TASK OBJECTIVE: Copy every line with the string "БОЛЬШАЯ" in it.

= = = = =

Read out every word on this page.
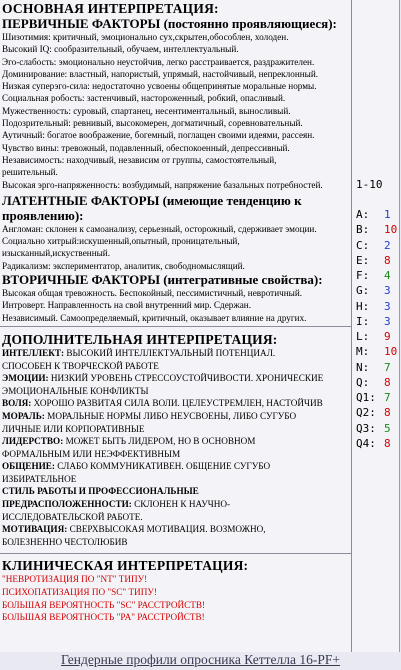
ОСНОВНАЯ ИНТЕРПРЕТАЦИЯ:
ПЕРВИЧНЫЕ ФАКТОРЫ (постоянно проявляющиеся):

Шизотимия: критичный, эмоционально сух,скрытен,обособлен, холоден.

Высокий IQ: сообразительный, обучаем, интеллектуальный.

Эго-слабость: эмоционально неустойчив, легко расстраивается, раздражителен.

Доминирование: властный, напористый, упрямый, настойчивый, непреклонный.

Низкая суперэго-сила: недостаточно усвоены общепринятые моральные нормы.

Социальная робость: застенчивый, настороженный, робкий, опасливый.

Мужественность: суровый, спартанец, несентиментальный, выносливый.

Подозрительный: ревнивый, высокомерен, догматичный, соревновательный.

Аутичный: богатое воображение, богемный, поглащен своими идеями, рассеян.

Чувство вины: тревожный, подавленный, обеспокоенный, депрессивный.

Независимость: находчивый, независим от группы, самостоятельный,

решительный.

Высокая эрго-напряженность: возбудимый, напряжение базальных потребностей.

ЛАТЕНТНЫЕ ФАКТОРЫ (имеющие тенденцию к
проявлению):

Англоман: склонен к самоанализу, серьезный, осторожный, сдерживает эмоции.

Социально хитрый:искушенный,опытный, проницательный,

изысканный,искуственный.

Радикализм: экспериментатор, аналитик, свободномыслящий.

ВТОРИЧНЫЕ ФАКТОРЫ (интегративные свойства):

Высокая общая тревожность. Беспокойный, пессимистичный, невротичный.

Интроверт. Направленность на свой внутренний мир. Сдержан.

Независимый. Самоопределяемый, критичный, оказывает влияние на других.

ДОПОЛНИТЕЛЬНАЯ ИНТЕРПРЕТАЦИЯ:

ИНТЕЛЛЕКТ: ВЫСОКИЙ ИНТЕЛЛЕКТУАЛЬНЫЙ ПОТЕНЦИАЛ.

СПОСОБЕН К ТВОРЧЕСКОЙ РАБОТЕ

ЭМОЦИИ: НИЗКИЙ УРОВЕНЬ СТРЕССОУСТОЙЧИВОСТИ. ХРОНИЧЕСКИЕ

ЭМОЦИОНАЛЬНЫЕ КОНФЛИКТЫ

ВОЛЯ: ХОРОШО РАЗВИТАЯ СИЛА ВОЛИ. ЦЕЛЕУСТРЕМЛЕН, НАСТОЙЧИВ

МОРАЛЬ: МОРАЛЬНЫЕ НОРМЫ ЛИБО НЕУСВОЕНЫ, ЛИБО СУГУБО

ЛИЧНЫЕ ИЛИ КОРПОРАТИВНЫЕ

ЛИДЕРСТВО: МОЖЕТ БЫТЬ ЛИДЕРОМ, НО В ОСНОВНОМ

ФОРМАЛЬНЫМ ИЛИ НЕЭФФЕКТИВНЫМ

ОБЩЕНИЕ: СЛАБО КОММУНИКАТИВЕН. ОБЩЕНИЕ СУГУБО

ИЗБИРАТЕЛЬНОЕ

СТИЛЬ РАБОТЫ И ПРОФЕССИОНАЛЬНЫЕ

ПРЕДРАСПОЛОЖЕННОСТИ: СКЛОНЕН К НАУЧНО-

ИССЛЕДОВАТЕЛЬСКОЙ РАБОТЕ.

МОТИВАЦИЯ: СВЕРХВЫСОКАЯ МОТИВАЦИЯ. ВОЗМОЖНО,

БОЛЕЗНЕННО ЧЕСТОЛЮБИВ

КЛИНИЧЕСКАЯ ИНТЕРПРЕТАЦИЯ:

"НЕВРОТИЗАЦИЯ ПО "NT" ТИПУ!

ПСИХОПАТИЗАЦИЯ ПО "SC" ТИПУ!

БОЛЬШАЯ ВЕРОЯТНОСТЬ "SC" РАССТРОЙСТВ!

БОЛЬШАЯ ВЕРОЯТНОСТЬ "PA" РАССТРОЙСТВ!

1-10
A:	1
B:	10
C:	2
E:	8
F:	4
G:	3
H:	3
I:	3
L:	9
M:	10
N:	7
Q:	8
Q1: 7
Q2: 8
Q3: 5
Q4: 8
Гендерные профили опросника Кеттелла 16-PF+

= = = = =

SOLUTION TO THE PROBLEM:
БОЛЬШАЯ ВЕРОЯТНОСТЬ "SC" РАССТРОЙСТВ!
БОЛЬШАЯ ВЕРОЯТНОСТЬ "PA" РАССТРОЙСТВ!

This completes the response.